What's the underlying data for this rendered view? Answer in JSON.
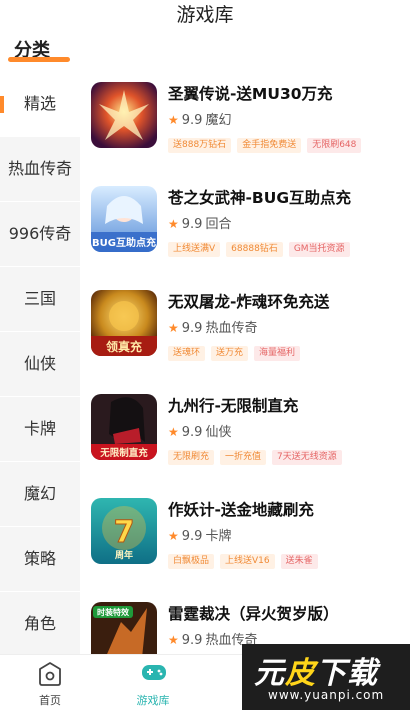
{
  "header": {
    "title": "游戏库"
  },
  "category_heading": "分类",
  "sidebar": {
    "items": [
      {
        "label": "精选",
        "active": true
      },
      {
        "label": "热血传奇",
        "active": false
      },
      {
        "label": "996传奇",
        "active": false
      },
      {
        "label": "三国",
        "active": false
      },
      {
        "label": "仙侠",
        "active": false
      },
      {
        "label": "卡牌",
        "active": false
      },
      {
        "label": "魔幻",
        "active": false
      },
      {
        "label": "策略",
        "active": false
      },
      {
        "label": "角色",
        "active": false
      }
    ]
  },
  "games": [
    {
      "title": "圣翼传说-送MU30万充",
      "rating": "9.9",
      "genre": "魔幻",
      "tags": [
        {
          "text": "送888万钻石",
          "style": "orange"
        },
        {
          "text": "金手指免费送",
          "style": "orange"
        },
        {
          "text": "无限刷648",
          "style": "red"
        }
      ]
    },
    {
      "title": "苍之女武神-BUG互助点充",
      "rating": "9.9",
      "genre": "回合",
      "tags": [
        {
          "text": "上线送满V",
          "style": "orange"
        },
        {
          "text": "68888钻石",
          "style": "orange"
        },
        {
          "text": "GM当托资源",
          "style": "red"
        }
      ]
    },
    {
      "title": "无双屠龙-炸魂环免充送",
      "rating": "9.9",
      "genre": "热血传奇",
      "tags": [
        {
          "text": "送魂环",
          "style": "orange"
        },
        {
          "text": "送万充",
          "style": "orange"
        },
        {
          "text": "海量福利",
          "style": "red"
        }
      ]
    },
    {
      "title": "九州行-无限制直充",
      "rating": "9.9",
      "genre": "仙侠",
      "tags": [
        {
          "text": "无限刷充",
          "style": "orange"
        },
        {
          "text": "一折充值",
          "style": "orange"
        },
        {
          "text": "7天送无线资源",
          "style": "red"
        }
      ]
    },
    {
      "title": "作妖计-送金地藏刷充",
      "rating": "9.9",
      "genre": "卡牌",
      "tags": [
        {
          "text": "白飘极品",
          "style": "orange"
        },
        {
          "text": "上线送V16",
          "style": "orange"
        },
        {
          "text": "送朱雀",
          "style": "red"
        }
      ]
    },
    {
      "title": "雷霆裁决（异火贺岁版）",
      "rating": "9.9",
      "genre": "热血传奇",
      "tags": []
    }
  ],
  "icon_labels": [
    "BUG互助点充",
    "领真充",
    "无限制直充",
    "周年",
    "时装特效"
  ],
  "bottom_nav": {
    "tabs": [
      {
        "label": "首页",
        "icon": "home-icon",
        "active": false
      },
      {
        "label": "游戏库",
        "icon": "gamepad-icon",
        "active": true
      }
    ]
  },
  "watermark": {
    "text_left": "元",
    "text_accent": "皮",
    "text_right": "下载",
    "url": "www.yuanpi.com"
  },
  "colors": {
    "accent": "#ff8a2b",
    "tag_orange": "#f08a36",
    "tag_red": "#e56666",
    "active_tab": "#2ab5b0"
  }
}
━━━━━━━━━━━━━━━━
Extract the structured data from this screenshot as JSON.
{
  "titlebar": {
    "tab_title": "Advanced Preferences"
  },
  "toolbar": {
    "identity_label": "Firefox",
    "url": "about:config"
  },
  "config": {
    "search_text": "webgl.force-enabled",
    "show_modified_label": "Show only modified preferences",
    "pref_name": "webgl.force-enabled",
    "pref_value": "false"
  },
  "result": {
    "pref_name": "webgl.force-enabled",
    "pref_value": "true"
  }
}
━━━━━━━━━━━━━━━━
Instructions for the task
Which lines contain the word "JSON"? Return each of them.

Result below
What's the underlying data for this rendered view? Answer in JSON.
Extract the structured data from this screenshot as JSON.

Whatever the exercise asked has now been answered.